> **INPUT DATA**:

--- START ---

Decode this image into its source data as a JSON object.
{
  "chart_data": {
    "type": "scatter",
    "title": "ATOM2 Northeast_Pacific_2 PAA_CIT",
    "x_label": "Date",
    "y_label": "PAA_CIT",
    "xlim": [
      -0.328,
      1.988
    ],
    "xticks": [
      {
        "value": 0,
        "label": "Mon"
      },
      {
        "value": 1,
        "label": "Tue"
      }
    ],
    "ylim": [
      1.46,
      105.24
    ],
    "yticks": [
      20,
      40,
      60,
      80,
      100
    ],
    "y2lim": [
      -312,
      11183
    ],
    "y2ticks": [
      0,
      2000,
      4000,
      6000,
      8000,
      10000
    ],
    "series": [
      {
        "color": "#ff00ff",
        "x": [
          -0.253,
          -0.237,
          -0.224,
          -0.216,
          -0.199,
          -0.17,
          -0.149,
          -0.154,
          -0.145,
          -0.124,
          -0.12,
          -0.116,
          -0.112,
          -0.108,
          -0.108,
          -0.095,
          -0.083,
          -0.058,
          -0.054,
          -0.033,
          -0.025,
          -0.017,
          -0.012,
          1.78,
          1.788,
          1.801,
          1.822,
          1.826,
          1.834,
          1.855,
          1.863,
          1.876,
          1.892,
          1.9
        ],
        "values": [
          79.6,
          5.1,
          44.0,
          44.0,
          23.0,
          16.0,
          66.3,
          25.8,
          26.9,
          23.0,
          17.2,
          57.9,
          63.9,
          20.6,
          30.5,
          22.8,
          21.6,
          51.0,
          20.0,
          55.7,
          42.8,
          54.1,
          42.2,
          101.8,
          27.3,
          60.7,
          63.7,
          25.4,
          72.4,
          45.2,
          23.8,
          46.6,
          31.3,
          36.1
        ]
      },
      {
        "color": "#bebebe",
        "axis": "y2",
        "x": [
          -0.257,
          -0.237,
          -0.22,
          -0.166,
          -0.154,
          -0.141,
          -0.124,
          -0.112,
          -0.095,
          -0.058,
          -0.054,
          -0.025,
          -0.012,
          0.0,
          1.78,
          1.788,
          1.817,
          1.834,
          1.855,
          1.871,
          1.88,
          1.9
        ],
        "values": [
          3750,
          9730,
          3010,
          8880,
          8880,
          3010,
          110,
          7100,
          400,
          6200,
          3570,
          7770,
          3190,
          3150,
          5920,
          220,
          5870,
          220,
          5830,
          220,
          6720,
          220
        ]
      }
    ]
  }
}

--- END ---

> **GIVEN REQUEST**: Your task is to transcribe the material exactly.

> **EXERCISE RESULT**:
Decode this image into its source data as a JSON object.
{
  "chart_data": {
    "type": "scatter",
    "title": "ATOM2 Northeast_Pacific_2 PAA_CIT",
    "x_label": "Date",
    "y_label": "PAA_CIT",
    "xlim": [
      -0.328,
      1.988
    ],
    "xticks": [
      {
        "value": 0,
        "label": "Mon"
      },
      {
        "value": 1,
        "label": "Tue"
      }
    ],
    "ylim": [
      1.46,
      105.24
    ],
    "yticks": [
      20,
      40,
      60,
      80,
      100
    ],
    "y2lim": [
      -312,
      11183
    ],
    "y2ticks": [
      0,
      2000,
      4000,
      6000,
      8000,
      10000
    ],
    "series": [
      {
        "color": "#ff00ff",
        "x": [
          -0.253,
          -0.237,
          -0.224,
          -0.216,
          -0.199,
          -0.17,
          -0.149,
          -0.154,
          -0.145,
          -0.124,
          -0.12,
          -0.116,
          -0.112,
          -0.108,
          -0.108,
          -0.095,
          -0.083,
          -0.058,
          -0.054,
          -0.033,
          -0.025,
          -0.017,
          -0.012,
          1.78,
          1.788,
          1.801,
          1.822,
          1.826,
          1.834,
          1.855,
          1.863,
          1.876,
          1.892,
          1.9
        ],
        "values": [
          79.6,
          5.1,
          44.0,
          44.0,
          23.0,
          16.0,
          66.3,
          25.8,
          26.9,
          23.0,
          17.2,
          57.9,
          63.9,
          20.6,
          30.5,
          22.8,
          21.6,
          51.0,
          20.0,
          55.7,
          42.8,
          54.1,
          42.2,
          101.8,
          27.3,
          60.7,
          63.7,
          25.4,
          72.4,
          45.2,
          23.8,
          46.6,
          31.3,
          36.1
        ]
      },
      {
        "color": "#bebebe",
        "axis": "y2",
        "x": [
          -0.257,
          -0.237,
          -0.22,
          -0.166,
          -0.154,
          -0.141,
          -0.124,
          -0.112,
          -0.095,
          -0.058,
          -0.054,
          -0.025,
          -0.012,
          0.0,
          1.78,
          1.788,
          1.817,
          1.834,
          1.855,
          1.871,
          1.88,
          1.9
        ],
        "values": [
          3750,
          9730,
          3010,
          8880,
          8880,
          3010,
          110,
          7100,
          400,
          6200,
          3570,
          7770,
          3190,
          3150,
          5920,
          220,
          5870,
          220,
          5830,
          220,
          6720,
          220
        ]
      }
    ]
  }
}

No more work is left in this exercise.